▶ Prompt
Your task is to print every entry below exactly as given.

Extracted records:
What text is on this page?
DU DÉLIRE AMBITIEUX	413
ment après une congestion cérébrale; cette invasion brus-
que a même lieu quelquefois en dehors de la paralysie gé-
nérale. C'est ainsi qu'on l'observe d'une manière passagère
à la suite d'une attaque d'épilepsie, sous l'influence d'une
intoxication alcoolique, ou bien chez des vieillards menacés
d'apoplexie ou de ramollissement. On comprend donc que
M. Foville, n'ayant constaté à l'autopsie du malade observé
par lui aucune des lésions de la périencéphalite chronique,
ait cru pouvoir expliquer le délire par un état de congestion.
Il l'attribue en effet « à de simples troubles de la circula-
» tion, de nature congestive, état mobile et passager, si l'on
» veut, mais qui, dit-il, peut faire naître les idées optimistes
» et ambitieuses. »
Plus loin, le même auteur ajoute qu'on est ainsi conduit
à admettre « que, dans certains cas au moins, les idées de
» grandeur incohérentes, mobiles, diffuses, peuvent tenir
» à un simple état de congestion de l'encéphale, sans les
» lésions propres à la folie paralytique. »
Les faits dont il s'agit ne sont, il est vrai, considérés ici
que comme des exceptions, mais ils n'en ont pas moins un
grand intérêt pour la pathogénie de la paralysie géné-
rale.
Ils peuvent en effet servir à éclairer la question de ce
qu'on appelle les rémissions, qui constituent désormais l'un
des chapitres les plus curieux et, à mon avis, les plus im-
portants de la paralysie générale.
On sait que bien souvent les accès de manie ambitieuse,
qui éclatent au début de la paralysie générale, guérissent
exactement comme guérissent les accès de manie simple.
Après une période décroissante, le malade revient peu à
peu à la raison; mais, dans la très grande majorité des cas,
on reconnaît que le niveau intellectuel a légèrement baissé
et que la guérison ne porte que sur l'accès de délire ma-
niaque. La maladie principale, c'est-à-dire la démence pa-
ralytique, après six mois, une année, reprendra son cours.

▶ Full answer
What text is on this page?
DU DÉLIRE AMBITIEUX	413
ment après une congestion cérébrale; cette invasion brus-
que a même lieu quelquefois en dehors de la paralysie gé-
nérale. C'est ainsi qu'on l'observe d'une manière passagère
à la suite d'une attaque d'épilepsie, sous l'influence d'une
intoxication alcoolique, ou bien chez des vieillards menacés
d'apoplexie ou de ramollissement. On comprend donc que
M. Foville, n'ayant constaté à l'autopsie du malade observé
par lui aucune des lésions de la périencéphalite chronique,
ait cru pouvoir expliquer le délire par un état de congestion.
Il l'attribue en effet « à de simples troubles de la circula-
» tion, de nature congestive, état mobile et passager, si l'on
» veut, mais qui, dit-il, peut faire naître les idées optimistes
» et ambitieuses. »
Plus loin, le même auteur ajoute qu'on est ainsi conduit
à admettre « que, dans certains cas au moins, les idées de
» grandeur incohérentes, mobiles, diffuses, peuvent tenir
» à un simple état de congestion de l'encéphale, sans les
» lésions propres à la folie paralytique. »
Les faits dont il s'agit ne sont, il est vrai, considérés ici
que comme des exceptions, mais ils n'en ont pas moins un
grand intérêt pour la pathogénie de la paralysie géné-
rale.
Ils peuvent en effet servir à éclairer la question de ce
qu'on appelle les rémissions, qui constituent désormais l'un
des chapitres les plus curieux et, à mon avis, les plus im-
portants de la paralysie générale.
On sait que bien souvent les accès de manie ambitieuse,
qui éclatent au début de la paralysie générale, guérissent
exactement comme guérissent les accès de manie simple.
Après une période décroissante, le malade revient peu à
peu à la raison; mais, dans la très grande majorité des cas,
on reconnaît que le niveau intellectuel a légèrement baissé
et que la guérison ne porte que sur l'accès de délire ma-
niaque. La maladie principale, c'est-à-dire la démence pa-
ralytique, après six mois, une année, reprendra son cours.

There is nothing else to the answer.